== Given task ==
Identify each line containing the word "Mean" and copy it.

□ □ □ □ □

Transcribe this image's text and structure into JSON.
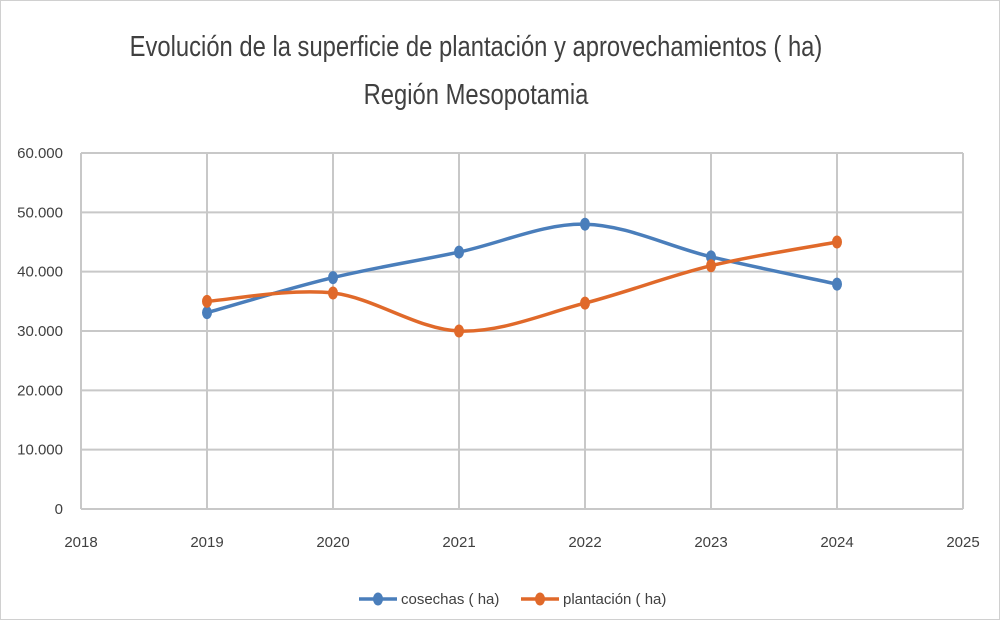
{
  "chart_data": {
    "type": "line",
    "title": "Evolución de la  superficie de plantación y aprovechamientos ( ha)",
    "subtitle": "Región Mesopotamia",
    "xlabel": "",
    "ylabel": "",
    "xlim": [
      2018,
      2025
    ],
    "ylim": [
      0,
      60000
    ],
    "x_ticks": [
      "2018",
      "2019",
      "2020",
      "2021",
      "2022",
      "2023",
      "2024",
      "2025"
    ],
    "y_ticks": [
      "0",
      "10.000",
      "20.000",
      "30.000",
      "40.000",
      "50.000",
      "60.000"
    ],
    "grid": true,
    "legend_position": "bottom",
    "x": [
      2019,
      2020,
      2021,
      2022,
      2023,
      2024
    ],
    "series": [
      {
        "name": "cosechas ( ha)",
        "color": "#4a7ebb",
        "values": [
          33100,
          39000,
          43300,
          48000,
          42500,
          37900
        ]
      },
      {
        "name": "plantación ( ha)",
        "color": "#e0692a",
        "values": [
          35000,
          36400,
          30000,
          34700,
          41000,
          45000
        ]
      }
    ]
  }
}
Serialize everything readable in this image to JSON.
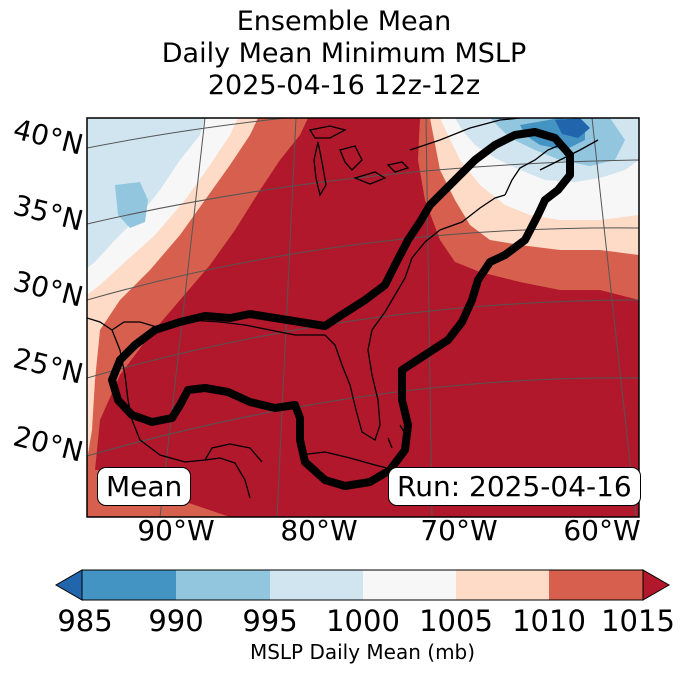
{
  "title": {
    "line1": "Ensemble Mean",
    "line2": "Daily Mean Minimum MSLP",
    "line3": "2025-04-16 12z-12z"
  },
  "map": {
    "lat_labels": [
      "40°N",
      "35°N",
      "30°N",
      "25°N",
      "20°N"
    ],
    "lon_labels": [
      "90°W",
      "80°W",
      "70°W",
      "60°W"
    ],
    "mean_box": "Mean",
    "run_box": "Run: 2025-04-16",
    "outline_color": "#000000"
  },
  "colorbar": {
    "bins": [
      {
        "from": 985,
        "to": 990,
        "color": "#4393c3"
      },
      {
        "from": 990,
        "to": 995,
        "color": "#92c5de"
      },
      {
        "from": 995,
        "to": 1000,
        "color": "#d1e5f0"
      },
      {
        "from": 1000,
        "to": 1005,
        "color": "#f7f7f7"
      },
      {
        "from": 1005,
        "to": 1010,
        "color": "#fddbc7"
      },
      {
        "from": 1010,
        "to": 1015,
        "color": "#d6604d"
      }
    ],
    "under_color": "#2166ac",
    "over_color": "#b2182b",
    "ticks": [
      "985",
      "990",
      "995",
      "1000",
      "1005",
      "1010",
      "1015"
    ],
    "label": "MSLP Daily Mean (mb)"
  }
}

□ □ □ □ □

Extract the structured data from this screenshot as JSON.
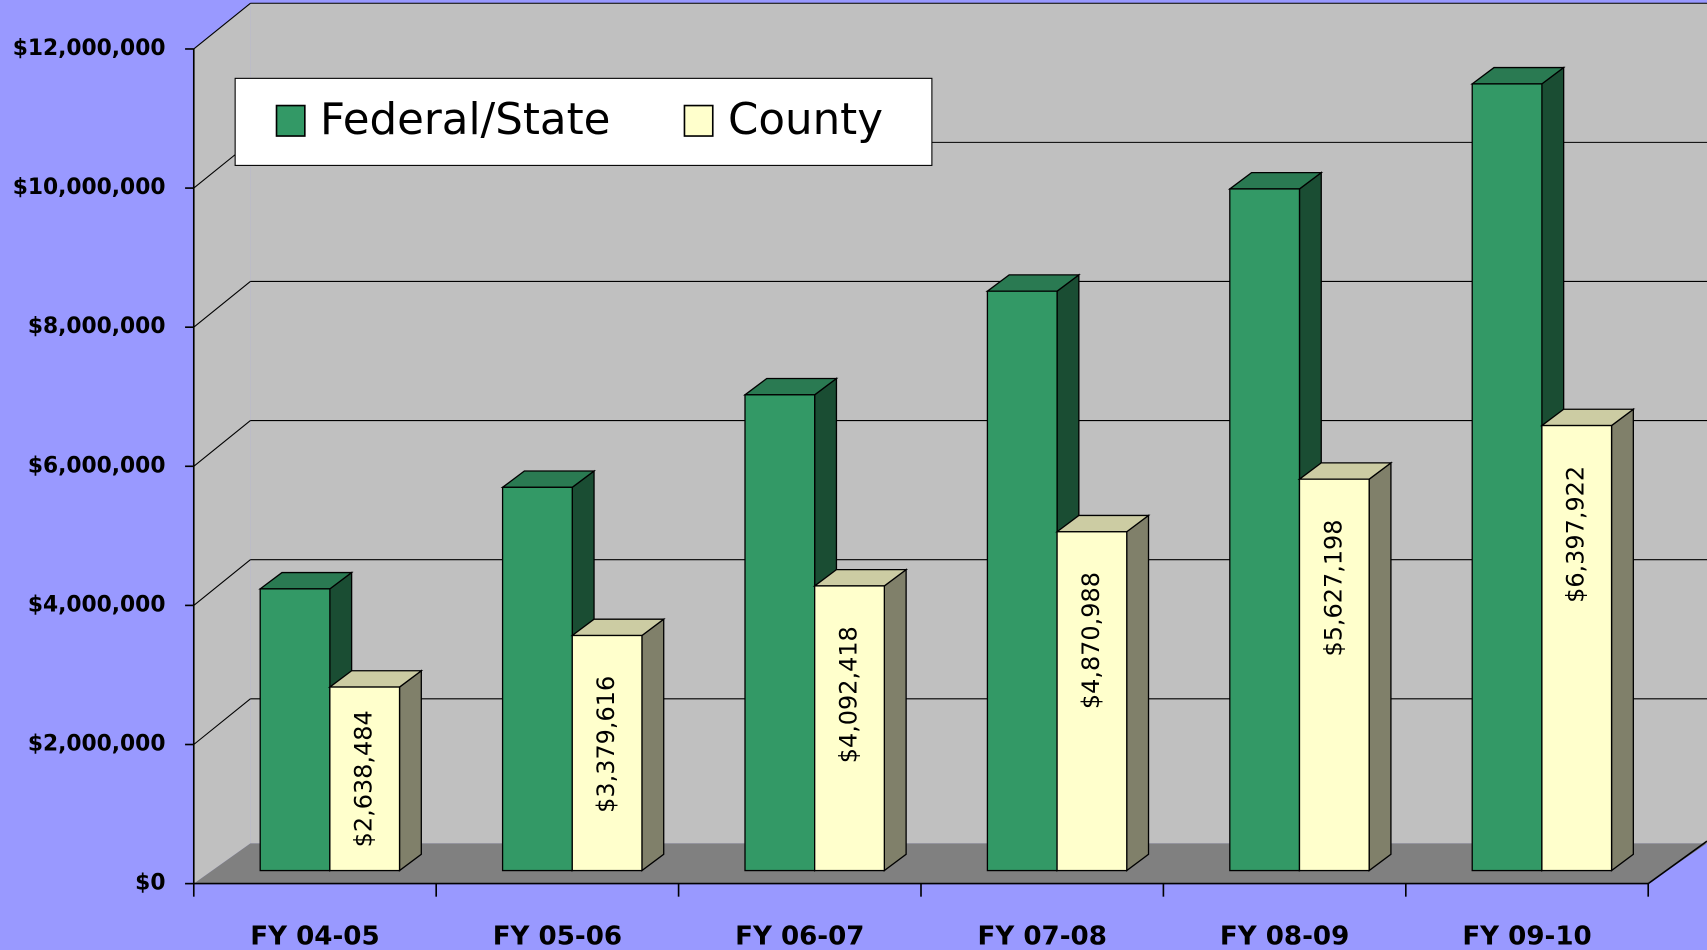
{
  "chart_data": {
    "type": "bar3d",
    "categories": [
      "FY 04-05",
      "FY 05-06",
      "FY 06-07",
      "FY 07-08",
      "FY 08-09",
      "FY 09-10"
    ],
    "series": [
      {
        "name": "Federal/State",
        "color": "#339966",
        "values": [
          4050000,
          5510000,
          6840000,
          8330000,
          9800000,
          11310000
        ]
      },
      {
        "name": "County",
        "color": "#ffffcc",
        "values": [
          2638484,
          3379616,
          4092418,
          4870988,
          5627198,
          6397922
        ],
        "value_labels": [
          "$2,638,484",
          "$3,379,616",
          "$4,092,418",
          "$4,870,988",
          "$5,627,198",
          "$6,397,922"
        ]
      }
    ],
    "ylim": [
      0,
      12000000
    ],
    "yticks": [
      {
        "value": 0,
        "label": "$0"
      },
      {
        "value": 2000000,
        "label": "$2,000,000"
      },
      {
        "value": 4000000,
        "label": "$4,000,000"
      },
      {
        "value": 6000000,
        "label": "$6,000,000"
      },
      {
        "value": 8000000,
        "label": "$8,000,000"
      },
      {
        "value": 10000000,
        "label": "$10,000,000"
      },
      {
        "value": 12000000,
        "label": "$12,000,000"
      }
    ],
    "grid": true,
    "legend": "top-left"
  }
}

□ □ □ □ □

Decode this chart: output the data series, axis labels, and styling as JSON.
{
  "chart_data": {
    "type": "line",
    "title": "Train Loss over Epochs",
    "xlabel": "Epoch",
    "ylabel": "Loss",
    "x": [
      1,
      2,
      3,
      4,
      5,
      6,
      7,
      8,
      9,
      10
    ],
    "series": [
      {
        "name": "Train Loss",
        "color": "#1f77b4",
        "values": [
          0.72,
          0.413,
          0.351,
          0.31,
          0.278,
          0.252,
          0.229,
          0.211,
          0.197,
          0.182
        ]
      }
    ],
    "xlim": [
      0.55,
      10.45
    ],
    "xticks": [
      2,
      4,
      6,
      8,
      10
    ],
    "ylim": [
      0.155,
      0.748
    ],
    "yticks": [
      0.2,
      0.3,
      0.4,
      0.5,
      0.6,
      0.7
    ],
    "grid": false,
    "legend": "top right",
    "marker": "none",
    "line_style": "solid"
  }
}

□ □ □ □ □

== Solution to the exercise ==
    "line1": "Ensemble Mean",
    "line2": "Daily Mean Minimum MSLP",
    "mean_box": "Mean",
    "label": "MSLP Daily Mean (mb)"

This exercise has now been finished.